Items -
** BEGIN **

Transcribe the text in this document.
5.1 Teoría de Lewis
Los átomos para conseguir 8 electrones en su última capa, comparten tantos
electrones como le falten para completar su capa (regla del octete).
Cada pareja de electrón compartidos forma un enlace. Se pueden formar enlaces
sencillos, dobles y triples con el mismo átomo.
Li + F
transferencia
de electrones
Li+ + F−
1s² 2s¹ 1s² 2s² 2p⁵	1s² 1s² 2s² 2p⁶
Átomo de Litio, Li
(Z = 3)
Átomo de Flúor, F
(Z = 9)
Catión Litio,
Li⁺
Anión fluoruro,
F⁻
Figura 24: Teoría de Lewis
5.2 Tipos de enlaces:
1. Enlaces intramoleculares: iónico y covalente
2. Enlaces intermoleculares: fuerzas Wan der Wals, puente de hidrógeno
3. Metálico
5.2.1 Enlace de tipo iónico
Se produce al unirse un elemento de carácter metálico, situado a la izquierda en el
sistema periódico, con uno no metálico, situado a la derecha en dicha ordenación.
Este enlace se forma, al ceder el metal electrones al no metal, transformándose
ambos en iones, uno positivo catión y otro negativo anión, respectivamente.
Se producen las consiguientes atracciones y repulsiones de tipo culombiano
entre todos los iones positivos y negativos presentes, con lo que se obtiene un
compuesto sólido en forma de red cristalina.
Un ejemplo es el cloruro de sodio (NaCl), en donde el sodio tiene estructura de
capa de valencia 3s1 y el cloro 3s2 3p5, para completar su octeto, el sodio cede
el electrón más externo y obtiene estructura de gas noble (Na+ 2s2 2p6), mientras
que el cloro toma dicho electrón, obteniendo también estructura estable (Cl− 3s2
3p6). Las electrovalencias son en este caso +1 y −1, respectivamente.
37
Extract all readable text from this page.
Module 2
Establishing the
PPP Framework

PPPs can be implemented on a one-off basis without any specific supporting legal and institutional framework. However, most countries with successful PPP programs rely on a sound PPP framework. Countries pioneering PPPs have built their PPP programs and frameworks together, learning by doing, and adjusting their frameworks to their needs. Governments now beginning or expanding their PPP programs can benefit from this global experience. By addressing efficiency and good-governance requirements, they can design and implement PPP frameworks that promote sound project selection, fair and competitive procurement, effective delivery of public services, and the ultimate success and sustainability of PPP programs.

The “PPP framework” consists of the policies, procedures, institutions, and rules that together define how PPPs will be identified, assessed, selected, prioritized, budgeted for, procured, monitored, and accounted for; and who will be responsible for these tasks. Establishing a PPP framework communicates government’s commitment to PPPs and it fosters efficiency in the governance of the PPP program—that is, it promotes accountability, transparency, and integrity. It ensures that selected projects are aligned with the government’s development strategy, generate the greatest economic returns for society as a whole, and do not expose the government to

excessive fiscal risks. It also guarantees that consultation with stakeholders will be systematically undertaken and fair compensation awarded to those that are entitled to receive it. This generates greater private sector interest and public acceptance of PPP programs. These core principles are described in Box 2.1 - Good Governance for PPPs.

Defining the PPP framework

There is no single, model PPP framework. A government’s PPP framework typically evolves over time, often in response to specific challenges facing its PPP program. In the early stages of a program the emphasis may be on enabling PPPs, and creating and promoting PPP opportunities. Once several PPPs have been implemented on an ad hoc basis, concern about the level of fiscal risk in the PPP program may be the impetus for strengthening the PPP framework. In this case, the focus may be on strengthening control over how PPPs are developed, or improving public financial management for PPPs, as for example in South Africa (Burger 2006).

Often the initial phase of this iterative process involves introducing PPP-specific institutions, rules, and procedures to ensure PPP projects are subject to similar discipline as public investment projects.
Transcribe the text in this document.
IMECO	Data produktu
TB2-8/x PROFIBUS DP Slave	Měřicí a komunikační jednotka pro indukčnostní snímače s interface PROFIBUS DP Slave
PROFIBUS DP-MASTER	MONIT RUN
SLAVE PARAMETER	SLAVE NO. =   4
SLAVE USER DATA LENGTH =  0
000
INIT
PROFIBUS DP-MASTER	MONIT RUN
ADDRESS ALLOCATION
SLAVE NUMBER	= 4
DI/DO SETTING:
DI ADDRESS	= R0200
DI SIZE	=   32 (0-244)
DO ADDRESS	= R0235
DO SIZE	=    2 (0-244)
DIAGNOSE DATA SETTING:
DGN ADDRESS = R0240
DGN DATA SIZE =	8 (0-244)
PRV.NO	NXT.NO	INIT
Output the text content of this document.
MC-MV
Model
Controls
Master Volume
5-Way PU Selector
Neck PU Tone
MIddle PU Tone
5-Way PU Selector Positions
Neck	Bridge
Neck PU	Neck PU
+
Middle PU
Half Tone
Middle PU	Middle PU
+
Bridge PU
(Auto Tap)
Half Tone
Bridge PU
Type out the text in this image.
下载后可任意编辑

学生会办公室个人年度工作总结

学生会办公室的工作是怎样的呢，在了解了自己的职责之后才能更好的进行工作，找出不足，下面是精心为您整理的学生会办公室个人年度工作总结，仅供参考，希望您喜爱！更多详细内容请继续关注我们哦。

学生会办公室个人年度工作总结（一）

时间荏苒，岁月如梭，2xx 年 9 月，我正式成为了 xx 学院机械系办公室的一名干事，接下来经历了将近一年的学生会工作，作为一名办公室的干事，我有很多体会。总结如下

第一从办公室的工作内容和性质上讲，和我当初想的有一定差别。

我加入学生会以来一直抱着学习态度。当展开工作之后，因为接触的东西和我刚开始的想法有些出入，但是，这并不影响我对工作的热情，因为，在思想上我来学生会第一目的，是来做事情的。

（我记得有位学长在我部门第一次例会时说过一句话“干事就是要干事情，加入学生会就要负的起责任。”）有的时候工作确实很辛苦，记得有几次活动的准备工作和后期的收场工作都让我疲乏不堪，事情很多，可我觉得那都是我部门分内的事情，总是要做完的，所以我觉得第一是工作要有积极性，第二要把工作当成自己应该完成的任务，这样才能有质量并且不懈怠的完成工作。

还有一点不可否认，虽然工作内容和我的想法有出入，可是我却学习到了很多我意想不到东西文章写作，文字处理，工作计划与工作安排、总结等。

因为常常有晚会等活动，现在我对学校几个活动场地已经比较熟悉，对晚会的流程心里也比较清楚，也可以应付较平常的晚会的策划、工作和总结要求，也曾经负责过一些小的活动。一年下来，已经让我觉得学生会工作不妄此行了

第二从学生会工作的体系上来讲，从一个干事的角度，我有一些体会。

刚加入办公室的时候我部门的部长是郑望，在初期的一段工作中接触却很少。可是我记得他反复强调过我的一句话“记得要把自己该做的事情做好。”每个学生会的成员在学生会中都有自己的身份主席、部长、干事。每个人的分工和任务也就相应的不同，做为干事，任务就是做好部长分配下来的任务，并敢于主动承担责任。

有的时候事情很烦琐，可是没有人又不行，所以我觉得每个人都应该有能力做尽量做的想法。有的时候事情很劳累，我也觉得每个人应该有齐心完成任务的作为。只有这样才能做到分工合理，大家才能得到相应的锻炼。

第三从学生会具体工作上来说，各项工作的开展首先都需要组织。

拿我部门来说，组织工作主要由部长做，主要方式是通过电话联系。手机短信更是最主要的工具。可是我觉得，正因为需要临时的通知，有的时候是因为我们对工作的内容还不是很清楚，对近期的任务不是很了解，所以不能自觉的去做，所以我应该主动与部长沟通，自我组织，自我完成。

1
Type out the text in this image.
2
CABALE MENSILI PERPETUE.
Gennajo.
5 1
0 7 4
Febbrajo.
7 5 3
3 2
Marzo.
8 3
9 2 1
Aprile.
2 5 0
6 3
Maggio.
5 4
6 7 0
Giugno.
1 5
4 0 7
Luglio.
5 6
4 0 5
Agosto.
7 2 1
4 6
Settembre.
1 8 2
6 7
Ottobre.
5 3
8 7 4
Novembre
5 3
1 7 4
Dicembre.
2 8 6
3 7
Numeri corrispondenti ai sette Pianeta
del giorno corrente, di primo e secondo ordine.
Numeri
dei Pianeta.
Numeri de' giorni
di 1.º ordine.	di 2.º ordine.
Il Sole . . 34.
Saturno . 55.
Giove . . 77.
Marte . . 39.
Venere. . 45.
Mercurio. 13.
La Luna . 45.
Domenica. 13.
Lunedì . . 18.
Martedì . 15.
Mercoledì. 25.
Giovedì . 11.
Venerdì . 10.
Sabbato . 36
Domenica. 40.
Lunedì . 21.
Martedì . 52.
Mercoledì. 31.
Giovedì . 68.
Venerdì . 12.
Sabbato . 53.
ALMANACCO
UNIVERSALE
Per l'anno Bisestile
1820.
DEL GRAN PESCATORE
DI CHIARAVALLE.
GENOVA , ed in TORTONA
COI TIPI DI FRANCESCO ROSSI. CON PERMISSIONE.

** END **

Extract every line that has the string "electrones" in it.

Los átomos para conseguir 8 electrones en su última capa, comparten tantos
electrones como le falten para completar su capa (regla del octete).
de electrones
Este enlace se forma, al ceder el metal electrones al no metal, transformándose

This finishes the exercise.